#### MATERIAL SUPPLIED

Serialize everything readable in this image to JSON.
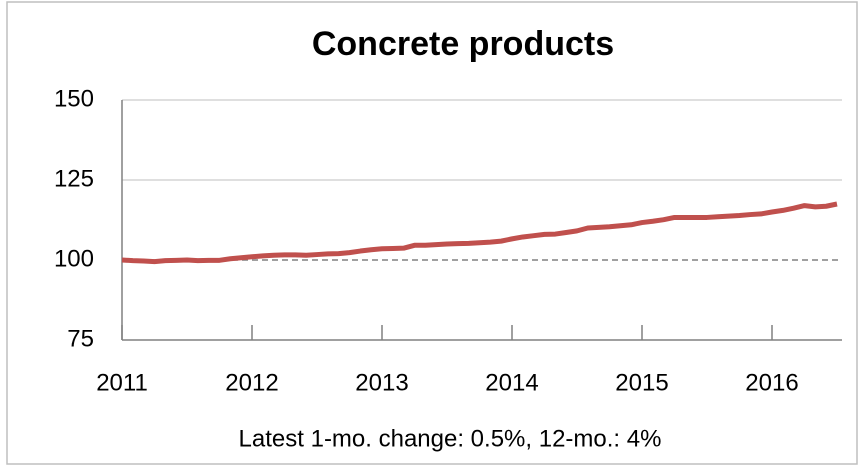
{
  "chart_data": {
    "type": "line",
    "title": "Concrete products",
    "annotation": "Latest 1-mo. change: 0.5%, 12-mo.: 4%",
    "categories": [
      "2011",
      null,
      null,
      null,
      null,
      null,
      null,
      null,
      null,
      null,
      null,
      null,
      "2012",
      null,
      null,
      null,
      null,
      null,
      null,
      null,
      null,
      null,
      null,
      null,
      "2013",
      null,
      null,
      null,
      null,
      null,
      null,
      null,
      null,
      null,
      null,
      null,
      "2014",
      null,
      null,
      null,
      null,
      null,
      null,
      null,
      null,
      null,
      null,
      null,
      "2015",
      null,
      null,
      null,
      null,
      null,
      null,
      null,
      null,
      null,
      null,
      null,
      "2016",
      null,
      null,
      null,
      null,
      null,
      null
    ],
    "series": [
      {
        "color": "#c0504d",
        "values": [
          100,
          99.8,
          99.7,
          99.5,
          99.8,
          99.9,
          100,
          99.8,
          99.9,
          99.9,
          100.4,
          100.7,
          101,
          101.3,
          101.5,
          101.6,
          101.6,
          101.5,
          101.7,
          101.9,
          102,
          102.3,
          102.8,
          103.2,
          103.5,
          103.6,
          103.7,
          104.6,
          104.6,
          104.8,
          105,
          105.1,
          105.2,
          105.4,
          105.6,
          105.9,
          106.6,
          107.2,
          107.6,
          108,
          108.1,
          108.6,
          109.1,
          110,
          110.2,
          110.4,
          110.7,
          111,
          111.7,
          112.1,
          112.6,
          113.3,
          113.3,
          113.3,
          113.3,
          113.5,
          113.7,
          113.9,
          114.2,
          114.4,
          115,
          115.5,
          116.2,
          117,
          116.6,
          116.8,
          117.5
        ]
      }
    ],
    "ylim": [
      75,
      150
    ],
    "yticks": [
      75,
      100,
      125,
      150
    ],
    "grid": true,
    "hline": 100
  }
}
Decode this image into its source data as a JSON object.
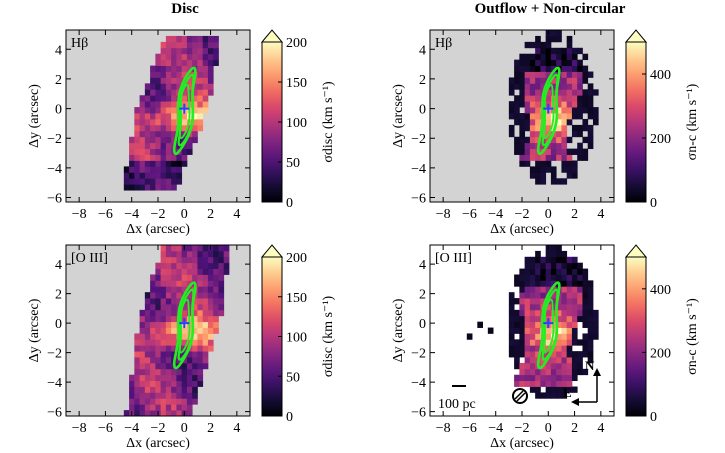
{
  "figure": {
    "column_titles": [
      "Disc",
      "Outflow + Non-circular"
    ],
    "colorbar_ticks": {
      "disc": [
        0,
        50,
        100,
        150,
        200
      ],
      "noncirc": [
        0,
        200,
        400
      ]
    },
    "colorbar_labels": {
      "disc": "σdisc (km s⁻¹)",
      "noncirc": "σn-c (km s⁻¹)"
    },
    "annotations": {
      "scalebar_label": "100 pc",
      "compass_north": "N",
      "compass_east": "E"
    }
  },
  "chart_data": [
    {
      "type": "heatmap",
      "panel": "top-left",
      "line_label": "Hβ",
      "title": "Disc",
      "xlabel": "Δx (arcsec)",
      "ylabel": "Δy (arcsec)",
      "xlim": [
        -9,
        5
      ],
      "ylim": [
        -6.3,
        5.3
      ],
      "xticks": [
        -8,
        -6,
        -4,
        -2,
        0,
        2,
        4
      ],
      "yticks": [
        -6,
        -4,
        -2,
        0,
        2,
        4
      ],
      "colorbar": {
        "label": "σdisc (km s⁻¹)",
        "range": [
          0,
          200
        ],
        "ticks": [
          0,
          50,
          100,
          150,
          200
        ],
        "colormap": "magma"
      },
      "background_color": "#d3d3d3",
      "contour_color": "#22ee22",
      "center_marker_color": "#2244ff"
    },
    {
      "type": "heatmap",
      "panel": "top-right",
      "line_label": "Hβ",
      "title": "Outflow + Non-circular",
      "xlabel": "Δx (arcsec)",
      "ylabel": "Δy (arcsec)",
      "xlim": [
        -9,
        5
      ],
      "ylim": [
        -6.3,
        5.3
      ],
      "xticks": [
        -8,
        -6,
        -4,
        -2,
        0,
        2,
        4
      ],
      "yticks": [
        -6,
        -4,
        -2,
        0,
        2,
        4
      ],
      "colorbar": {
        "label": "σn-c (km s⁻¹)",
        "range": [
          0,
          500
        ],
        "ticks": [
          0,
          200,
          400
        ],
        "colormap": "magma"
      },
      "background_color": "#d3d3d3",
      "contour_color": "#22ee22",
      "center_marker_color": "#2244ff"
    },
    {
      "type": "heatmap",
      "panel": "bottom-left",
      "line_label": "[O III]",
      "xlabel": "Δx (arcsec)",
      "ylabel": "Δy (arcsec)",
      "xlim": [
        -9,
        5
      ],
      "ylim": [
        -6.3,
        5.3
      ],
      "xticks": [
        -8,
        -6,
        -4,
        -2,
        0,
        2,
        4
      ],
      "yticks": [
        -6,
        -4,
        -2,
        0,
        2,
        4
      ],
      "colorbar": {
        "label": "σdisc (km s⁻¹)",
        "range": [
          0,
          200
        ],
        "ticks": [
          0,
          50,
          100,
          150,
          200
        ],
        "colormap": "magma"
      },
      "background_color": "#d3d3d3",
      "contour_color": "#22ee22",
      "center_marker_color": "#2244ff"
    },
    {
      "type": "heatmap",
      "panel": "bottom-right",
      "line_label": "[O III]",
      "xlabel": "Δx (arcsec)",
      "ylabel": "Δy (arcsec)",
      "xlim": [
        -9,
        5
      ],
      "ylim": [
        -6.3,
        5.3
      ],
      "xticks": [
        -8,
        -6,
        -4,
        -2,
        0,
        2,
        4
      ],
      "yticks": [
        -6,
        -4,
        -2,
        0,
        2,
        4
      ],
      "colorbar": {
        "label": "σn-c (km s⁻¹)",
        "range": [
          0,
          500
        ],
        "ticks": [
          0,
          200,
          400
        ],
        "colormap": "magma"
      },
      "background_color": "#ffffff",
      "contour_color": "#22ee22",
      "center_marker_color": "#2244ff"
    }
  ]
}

########
#### MATERIAL SUPPLIED

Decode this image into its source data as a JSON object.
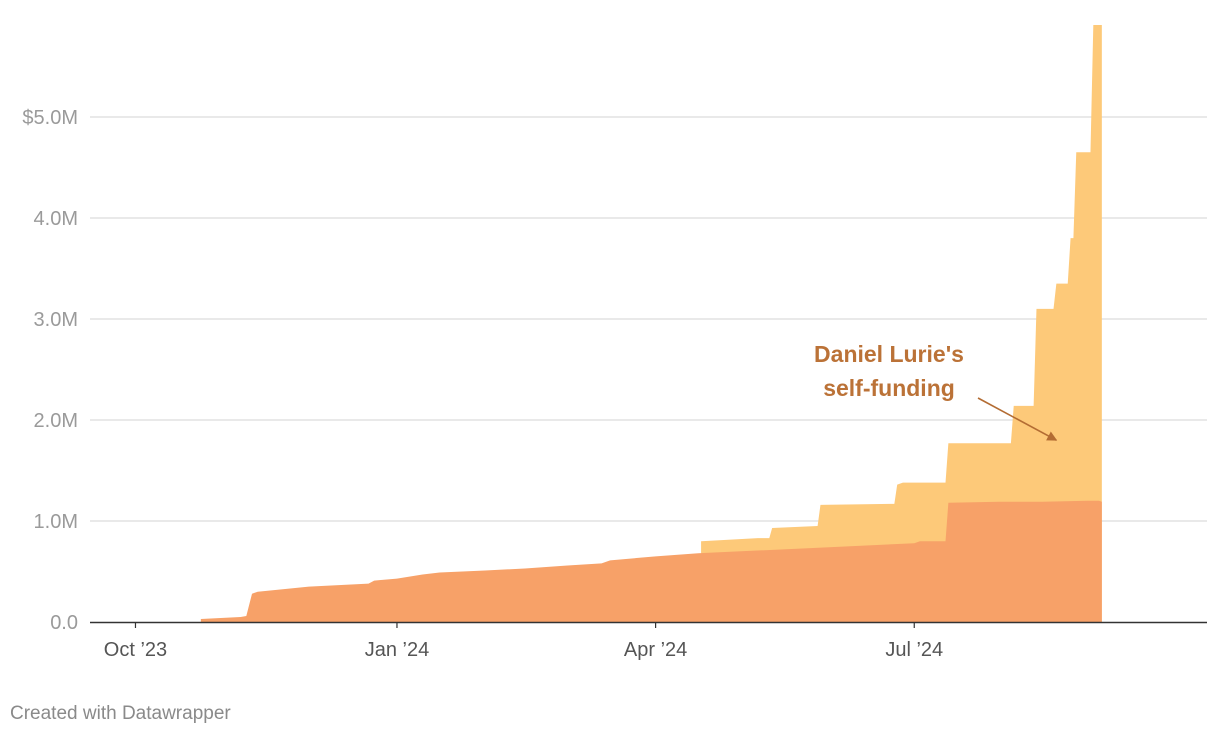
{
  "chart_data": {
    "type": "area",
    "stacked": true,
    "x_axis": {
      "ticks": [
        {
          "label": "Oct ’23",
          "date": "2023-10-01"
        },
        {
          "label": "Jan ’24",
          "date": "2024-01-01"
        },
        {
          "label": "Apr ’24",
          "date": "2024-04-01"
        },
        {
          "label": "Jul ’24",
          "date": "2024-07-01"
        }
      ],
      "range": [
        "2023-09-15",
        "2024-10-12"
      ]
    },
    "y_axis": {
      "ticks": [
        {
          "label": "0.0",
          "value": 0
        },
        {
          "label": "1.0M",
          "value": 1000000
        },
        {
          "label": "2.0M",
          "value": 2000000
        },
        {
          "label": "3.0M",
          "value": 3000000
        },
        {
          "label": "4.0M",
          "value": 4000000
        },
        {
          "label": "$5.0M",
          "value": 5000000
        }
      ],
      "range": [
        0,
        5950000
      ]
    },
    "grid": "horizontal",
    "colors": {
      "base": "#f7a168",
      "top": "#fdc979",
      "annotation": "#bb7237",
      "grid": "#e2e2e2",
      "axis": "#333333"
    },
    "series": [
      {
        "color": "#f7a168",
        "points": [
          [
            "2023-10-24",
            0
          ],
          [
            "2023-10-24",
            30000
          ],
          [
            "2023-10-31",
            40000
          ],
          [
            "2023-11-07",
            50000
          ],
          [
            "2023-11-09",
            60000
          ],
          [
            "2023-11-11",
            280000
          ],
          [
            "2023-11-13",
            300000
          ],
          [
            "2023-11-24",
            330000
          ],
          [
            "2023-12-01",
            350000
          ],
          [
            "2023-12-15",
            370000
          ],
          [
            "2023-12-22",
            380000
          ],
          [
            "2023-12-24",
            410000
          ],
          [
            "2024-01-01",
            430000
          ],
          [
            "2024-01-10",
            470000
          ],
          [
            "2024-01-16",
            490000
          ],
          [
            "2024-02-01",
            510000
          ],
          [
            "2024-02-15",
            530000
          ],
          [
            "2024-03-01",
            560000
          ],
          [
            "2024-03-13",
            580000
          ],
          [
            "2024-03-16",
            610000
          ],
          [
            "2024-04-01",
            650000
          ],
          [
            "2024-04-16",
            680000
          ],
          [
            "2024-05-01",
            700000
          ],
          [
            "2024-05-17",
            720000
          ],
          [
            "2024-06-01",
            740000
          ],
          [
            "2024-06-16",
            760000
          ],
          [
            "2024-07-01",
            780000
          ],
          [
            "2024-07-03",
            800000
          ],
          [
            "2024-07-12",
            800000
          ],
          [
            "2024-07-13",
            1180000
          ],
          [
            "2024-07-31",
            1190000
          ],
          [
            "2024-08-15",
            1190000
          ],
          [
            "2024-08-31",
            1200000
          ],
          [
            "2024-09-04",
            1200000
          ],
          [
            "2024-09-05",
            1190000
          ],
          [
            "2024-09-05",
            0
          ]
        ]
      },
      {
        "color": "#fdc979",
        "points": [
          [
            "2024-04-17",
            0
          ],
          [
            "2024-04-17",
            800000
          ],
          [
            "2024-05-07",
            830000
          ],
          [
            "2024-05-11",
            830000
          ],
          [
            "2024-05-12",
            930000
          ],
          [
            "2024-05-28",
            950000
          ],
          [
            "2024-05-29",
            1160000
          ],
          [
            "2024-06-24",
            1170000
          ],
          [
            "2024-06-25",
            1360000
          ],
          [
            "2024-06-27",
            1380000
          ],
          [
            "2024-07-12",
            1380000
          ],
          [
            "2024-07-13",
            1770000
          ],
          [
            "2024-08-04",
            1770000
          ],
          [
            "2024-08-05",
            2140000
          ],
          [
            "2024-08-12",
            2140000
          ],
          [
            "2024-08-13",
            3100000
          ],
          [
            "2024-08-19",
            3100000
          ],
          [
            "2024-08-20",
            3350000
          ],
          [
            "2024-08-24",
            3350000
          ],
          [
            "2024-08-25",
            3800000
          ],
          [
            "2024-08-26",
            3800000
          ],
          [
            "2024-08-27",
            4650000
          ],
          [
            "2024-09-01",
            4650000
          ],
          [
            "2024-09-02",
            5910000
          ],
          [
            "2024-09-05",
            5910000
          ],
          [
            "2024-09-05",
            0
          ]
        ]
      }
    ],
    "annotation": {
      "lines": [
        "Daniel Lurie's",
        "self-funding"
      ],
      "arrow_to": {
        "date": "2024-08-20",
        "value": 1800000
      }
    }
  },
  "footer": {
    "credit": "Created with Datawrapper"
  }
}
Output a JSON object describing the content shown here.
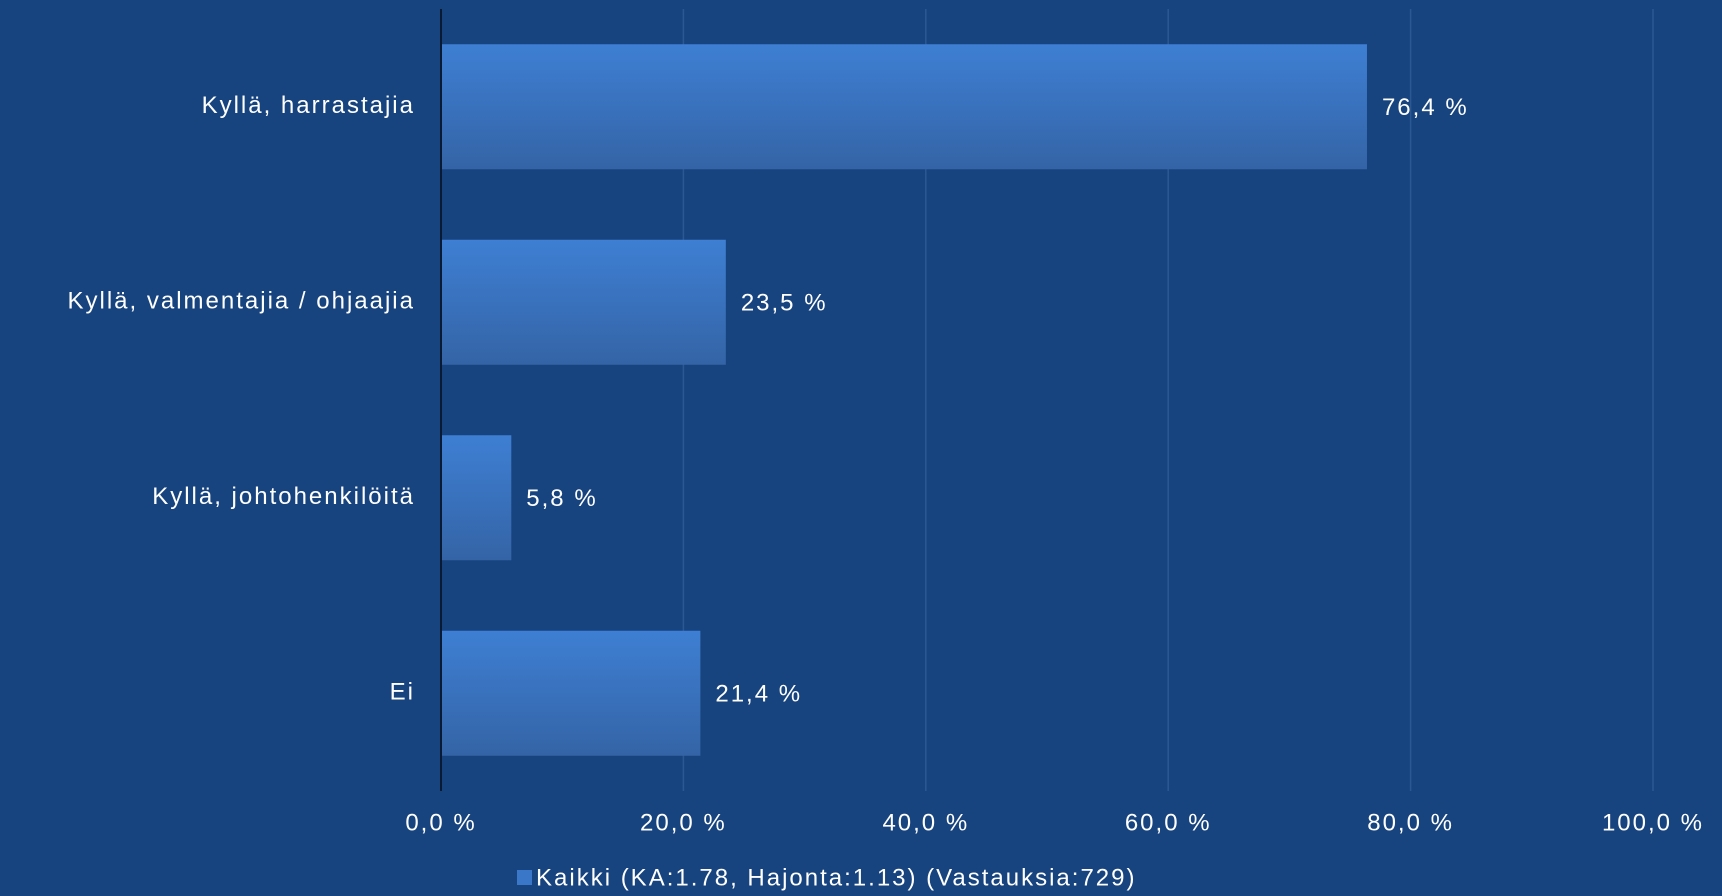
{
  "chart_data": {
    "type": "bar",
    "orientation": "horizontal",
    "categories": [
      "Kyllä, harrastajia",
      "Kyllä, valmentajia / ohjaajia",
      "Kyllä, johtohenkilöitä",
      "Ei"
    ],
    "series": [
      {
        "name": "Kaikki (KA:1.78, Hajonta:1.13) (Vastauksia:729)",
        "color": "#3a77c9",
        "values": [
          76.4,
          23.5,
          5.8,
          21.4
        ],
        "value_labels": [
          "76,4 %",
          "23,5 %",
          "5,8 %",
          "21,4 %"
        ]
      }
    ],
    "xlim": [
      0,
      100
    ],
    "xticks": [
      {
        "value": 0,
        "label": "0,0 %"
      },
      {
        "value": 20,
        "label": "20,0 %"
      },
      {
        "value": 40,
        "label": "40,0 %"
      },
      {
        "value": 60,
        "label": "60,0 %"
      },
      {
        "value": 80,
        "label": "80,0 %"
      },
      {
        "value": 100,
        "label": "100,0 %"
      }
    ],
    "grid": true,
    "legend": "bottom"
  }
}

########

▶ **THE PROBLEM**
Scan the material above for the string "date" and return the lines that hold it.

▶ **RESPONSE**
          "date": "2023-10-01"
          "date": "2024-01-01"
          "date": "2024-04-01"
          "date": "2024-07-01"
        "date": "2024-08-20",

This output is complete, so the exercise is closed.